■ EXERCISE INSTRUCTIONS ■
1. Condense the paragraph of the Dulwich Picture Gallery extract that begins "Dulwich Picture Gallery will begin its 2011" into a short bulleted list that keeps its main facts.
2. According to the Dulwich Picture Gallery extract, in what year did Sir John Soane design the Gallery?

“Peter Randall-Page’s response to
Soane’s elegant building, with its implicit tribute to the
Gallery’s Founders, is considered and quietly moving.” Stephen
Deuchar, Art Fund
Dulwich Picture Gallery will begin its 2011
bicentenary celebrations in September this year with the
installation of its first ever acquisition of a piece of
contemporary sculpture: Walking the Dog. The
sculpture by Peter Randall Page, a leading British sculptor is
influenced by Sir John Soane’s ‘running dog’ pattern visible on the
external walls of the Gallery. It will be the first sculpture to be
included in the Gallery’s permanent collection.
Creating the work
Randall-Page spent time at the Gallery, drawing and
taking photographs, getting to know the building and the
surrounding landscape. He was impressed by the simple proportions
of the Gallery, designed by Sir John Soane in 1811, and was
particularly struck by the ‘running dog’ pattern that Soane had
used as a decorative feature on the outside of the Gallery.

■ RAW DATA ■
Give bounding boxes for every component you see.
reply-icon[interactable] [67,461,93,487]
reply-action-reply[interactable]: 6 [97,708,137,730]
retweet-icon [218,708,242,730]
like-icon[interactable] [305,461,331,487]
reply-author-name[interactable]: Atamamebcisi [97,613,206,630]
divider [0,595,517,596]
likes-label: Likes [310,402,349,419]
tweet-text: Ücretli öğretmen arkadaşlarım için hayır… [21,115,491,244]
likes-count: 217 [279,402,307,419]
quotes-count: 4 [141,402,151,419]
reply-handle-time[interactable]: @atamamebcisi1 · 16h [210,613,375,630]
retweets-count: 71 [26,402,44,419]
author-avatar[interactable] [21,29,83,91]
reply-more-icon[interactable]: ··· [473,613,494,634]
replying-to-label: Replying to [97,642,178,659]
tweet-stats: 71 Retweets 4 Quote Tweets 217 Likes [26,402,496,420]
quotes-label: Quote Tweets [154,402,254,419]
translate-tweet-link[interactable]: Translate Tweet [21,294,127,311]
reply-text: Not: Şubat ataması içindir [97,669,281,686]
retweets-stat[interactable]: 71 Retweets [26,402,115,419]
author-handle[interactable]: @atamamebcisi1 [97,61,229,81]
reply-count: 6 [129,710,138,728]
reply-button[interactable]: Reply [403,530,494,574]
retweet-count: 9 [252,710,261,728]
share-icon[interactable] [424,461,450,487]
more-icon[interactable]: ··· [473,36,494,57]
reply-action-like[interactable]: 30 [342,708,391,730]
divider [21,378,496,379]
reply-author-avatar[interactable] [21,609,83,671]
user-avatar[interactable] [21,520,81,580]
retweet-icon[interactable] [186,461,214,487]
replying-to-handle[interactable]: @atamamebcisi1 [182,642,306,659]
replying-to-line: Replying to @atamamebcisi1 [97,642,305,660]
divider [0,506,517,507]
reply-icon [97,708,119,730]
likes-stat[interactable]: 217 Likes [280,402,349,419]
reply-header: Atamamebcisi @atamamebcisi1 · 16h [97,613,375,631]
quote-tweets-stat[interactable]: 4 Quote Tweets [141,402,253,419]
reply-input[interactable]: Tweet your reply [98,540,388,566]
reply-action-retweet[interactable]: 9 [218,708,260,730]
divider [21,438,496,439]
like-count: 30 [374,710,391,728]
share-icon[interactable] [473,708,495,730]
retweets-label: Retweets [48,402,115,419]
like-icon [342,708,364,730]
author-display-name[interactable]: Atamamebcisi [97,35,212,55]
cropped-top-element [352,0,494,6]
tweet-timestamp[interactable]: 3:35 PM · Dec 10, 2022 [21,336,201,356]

■ EXPECTED RESPONSES ■
1.
- Dulwich Picture Gallery will start its 2011 bicentenary celebrations in September.
- The celebrations open with the installation of Walking the Dog, the Gallery's first acquisition of contemporary sculpture.
- The piece is by Peter Randall Page, a leading British sculptor.
- It draws on Sir John Soane's 'running dog' pattern on the Gallery's external walls.
- It will be the first sculpture in the Gallery's permanent collection.

2. 1811